Prompt
Across the data below, count every line where the string "error" appears. Answer with the number alone.

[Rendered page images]
#####
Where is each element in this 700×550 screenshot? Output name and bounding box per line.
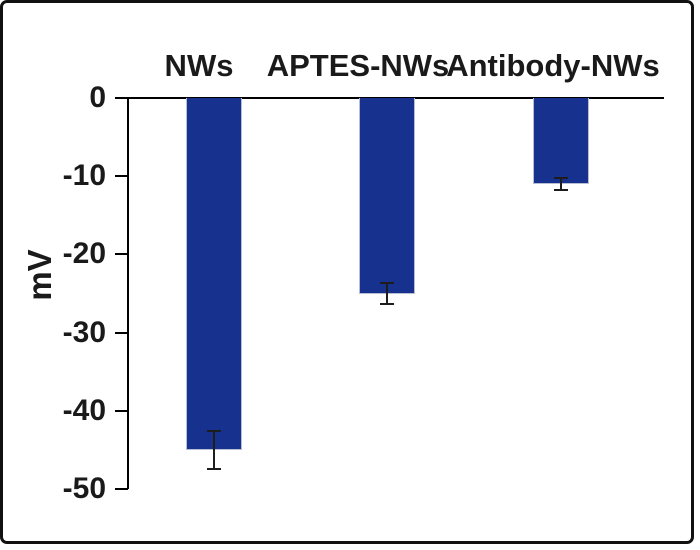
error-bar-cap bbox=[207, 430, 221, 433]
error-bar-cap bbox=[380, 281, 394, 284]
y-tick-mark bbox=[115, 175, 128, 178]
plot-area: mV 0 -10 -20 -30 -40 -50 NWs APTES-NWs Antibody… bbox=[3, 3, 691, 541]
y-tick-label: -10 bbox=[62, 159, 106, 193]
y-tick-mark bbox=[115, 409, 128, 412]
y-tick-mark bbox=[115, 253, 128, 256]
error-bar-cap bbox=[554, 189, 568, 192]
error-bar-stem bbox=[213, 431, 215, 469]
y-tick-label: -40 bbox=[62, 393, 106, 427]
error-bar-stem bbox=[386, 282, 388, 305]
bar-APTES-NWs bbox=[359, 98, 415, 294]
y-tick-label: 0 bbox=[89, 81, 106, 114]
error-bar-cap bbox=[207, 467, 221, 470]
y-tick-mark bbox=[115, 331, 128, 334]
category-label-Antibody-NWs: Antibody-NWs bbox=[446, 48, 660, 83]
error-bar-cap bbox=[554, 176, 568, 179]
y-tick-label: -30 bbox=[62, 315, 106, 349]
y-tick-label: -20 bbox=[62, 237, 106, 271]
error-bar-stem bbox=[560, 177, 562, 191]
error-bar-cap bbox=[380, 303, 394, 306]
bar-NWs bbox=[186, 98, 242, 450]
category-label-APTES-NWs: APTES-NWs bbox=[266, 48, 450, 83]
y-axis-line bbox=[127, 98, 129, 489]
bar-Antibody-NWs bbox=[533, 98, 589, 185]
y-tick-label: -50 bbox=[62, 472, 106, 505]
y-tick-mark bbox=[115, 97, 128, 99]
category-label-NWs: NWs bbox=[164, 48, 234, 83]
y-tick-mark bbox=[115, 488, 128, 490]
#####
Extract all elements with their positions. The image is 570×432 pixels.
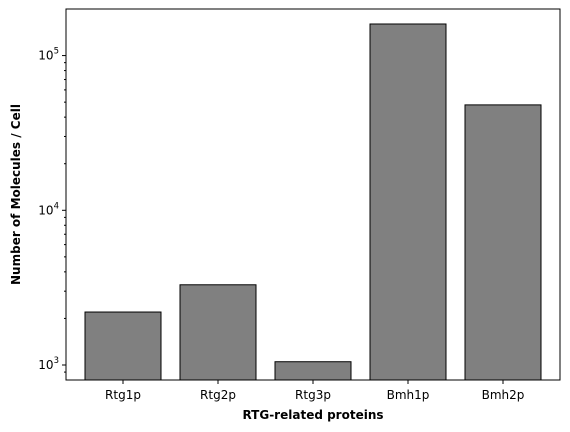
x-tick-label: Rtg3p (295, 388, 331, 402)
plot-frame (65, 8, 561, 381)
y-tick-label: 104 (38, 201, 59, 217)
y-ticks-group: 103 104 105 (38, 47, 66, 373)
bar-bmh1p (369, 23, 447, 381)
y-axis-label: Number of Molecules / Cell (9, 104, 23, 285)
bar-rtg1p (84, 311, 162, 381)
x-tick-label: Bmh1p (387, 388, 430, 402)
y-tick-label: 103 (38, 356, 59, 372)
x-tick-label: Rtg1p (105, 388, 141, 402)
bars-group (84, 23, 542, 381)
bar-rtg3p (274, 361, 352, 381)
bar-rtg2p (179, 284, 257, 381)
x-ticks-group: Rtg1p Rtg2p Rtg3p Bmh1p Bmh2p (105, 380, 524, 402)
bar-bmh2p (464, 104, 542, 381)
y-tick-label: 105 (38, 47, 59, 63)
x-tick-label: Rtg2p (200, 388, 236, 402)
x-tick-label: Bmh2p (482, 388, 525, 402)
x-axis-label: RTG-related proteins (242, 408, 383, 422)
#####
Output
9